Collected data
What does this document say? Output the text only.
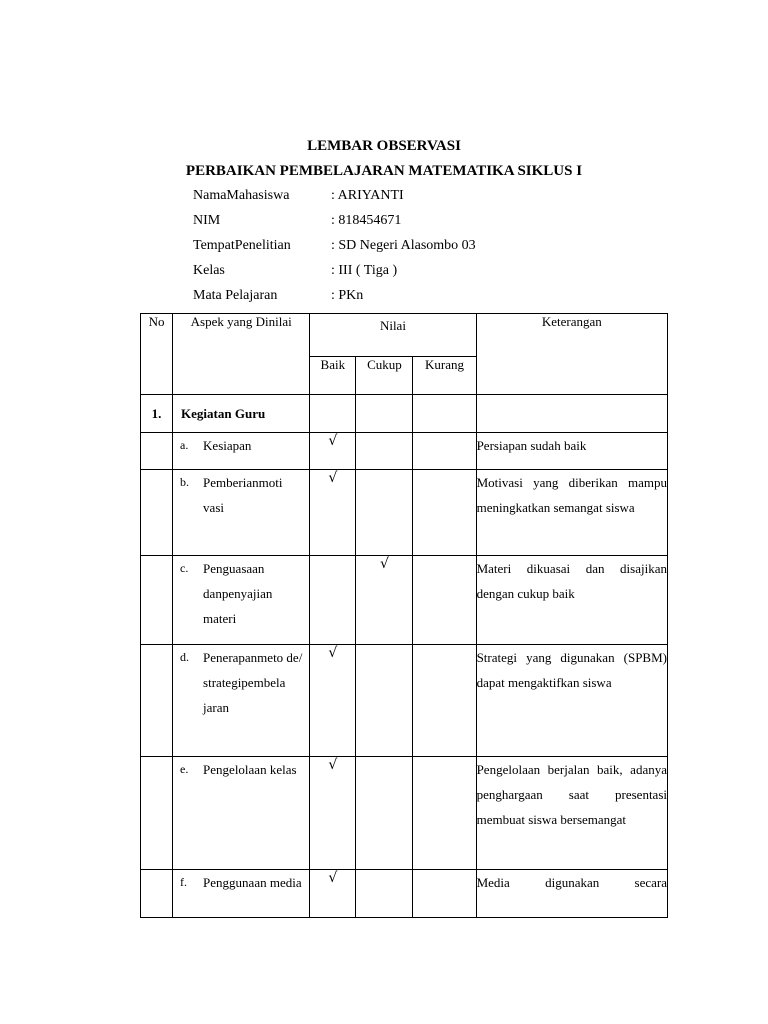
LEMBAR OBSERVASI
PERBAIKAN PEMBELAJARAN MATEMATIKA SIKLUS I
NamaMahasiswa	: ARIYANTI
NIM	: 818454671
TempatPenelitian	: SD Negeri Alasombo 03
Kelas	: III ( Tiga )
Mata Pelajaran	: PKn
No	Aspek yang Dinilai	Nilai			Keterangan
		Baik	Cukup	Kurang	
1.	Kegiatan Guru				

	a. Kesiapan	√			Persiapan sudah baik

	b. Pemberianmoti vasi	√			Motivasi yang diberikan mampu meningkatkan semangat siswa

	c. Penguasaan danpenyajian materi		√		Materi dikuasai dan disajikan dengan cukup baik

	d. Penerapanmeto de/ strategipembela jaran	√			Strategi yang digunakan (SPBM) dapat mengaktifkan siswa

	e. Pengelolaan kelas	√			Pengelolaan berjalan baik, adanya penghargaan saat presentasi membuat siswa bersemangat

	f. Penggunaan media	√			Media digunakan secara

**Your goal**
Go through the material and copy out every line with "digunakan" in it.

**Task output**
	d. Penerapanmeto de/ strategipembela jaran	√			Strategi yang digunakan (SPBM) dapat mengaktifkan siswa
	f. Penggunaan media	√			Media digunakan secara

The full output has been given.